> SHORT PROBLEM: Whenever a line below holds the word "icon", copy that line.

> TASK MATERIAL:
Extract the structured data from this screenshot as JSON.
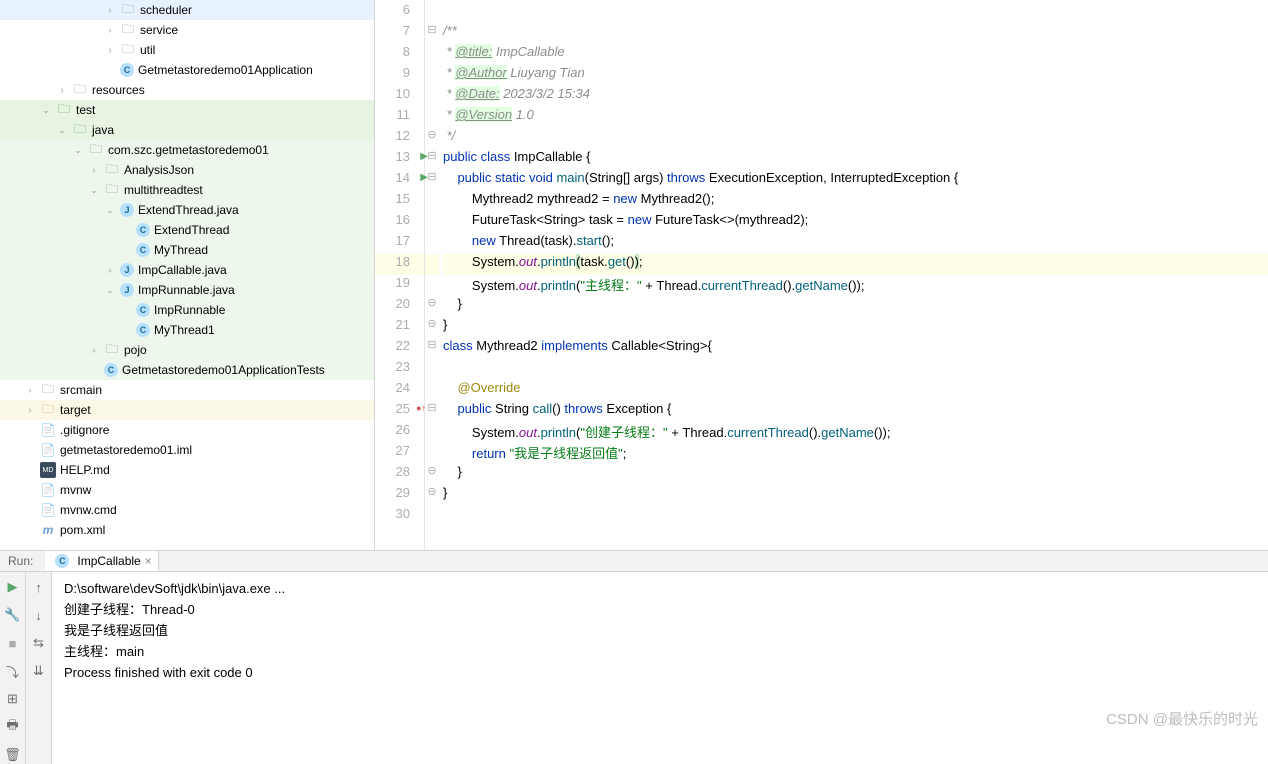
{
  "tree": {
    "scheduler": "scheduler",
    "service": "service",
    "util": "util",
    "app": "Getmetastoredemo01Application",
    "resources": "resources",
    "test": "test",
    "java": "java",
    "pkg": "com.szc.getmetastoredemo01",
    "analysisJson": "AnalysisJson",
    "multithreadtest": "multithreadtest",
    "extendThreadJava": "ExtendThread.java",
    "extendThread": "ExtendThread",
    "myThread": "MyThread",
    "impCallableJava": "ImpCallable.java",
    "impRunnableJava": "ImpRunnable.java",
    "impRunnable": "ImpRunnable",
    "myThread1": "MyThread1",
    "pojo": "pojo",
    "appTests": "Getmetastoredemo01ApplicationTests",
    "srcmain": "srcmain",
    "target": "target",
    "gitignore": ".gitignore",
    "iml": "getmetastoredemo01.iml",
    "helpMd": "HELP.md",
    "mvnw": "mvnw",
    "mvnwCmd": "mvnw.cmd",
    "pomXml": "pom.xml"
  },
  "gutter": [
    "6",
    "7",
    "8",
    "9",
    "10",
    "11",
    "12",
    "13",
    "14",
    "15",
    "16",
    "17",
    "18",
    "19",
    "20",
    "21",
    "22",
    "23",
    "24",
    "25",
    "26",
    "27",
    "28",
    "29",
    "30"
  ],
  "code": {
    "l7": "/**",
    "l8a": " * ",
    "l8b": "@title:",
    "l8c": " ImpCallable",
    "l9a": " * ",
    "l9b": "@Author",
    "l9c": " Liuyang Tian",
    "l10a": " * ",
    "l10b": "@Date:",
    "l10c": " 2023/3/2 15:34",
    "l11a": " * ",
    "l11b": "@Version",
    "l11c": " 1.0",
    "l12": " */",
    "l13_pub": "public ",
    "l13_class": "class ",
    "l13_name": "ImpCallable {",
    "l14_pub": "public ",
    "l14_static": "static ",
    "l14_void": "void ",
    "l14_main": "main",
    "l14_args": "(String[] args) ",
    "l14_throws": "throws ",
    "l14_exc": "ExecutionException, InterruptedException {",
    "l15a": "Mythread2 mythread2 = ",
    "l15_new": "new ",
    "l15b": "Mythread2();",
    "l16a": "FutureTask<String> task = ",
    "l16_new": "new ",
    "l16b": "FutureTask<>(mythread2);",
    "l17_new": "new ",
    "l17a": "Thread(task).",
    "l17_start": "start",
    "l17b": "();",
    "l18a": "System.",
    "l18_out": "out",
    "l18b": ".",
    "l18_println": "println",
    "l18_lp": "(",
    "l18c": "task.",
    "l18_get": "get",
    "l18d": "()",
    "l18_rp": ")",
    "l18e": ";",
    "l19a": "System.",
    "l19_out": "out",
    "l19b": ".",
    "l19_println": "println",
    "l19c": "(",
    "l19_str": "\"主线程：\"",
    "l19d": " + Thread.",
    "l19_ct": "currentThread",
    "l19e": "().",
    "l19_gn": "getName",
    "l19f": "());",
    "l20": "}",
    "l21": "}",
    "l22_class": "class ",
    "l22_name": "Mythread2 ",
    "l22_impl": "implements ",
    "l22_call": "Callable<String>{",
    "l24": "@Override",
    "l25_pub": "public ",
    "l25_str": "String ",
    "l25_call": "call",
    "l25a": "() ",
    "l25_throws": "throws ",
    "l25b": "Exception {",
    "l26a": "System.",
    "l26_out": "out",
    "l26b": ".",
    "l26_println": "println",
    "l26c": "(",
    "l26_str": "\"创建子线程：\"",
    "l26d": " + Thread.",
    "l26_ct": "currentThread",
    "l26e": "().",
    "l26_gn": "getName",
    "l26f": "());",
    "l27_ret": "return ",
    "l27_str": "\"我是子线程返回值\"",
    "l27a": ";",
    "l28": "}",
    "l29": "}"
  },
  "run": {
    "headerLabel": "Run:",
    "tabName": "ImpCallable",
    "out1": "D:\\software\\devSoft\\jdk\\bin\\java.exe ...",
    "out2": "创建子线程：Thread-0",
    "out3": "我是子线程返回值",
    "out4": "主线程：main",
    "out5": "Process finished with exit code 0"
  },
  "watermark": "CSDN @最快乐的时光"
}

==

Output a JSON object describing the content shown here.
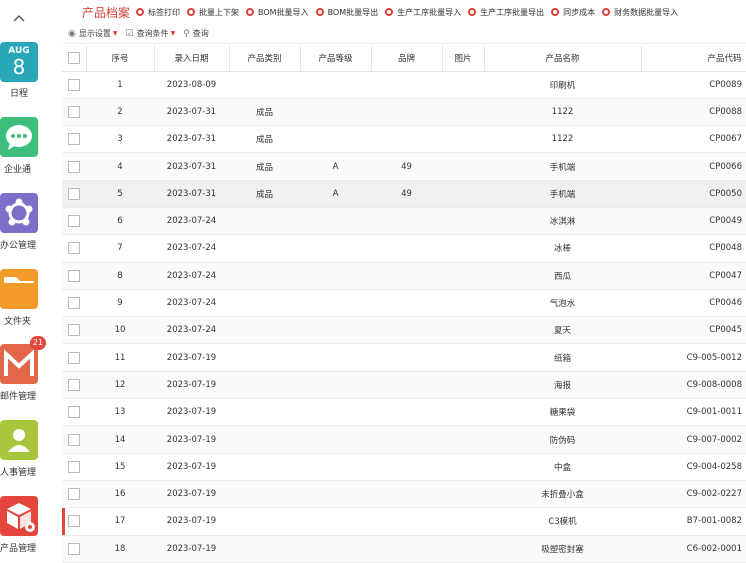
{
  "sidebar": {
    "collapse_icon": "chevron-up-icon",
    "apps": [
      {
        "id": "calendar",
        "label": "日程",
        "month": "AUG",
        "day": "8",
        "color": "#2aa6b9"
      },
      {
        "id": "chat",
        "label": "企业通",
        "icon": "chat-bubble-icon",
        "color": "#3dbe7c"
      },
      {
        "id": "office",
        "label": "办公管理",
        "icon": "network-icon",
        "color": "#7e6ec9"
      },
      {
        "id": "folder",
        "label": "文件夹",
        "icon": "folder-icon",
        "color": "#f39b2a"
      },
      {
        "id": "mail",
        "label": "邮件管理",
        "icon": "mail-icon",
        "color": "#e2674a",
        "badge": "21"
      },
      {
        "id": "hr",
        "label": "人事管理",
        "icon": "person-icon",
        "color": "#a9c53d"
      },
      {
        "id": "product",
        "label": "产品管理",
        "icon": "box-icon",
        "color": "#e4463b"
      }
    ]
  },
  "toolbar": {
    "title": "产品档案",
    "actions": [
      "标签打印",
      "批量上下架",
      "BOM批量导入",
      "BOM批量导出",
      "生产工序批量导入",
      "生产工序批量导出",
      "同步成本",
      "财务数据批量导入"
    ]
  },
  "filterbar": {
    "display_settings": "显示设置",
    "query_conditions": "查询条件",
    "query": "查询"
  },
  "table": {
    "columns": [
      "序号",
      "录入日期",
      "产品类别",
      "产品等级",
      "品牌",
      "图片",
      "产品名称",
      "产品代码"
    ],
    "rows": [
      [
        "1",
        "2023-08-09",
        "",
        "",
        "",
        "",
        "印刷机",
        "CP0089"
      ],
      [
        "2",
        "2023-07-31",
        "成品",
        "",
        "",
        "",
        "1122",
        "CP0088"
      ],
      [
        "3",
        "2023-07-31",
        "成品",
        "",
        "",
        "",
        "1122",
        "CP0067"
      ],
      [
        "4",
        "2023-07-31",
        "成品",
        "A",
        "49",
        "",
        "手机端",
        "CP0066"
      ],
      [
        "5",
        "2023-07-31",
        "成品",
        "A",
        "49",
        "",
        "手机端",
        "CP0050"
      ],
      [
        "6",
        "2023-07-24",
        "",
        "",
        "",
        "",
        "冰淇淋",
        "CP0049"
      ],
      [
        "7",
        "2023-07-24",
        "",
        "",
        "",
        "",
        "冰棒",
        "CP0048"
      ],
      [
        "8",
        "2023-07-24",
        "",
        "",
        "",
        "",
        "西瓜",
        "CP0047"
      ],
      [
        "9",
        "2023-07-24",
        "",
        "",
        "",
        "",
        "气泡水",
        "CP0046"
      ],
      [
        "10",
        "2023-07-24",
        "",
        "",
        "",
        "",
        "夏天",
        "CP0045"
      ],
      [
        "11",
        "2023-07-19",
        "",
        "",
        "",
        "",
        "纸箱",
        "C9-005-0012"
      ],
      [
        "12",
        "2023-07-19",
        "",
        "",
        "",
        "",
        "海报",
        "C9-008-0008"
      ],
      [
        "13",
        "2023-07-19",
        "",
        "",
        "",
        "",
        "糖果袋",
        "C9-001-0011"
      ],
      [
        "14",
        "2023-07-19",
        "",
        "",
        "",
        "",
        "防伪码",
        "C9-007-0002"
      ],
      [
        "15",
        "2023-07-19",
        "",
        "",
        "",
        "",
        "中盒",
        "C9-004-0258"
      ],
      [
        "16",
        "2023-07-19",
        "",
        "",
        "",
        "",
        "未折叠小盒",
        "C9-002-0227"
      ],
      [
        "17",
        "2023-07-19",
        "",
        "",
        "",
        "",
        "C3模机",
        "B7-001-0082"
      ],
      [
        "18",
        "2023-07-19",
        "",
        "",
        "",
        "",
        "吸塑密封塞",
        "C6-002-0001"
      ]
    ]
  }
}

> WRITTEN ANSWER:
    "collapse_icon": "chevron-up-icon",
        "icon": "chat-bubble-icon",
        "icon": "network-icon",
        "icon": "folder-icon",
        "icon": "mail-icon",
        "icon": "person-icon",
        "icon": "box-icon",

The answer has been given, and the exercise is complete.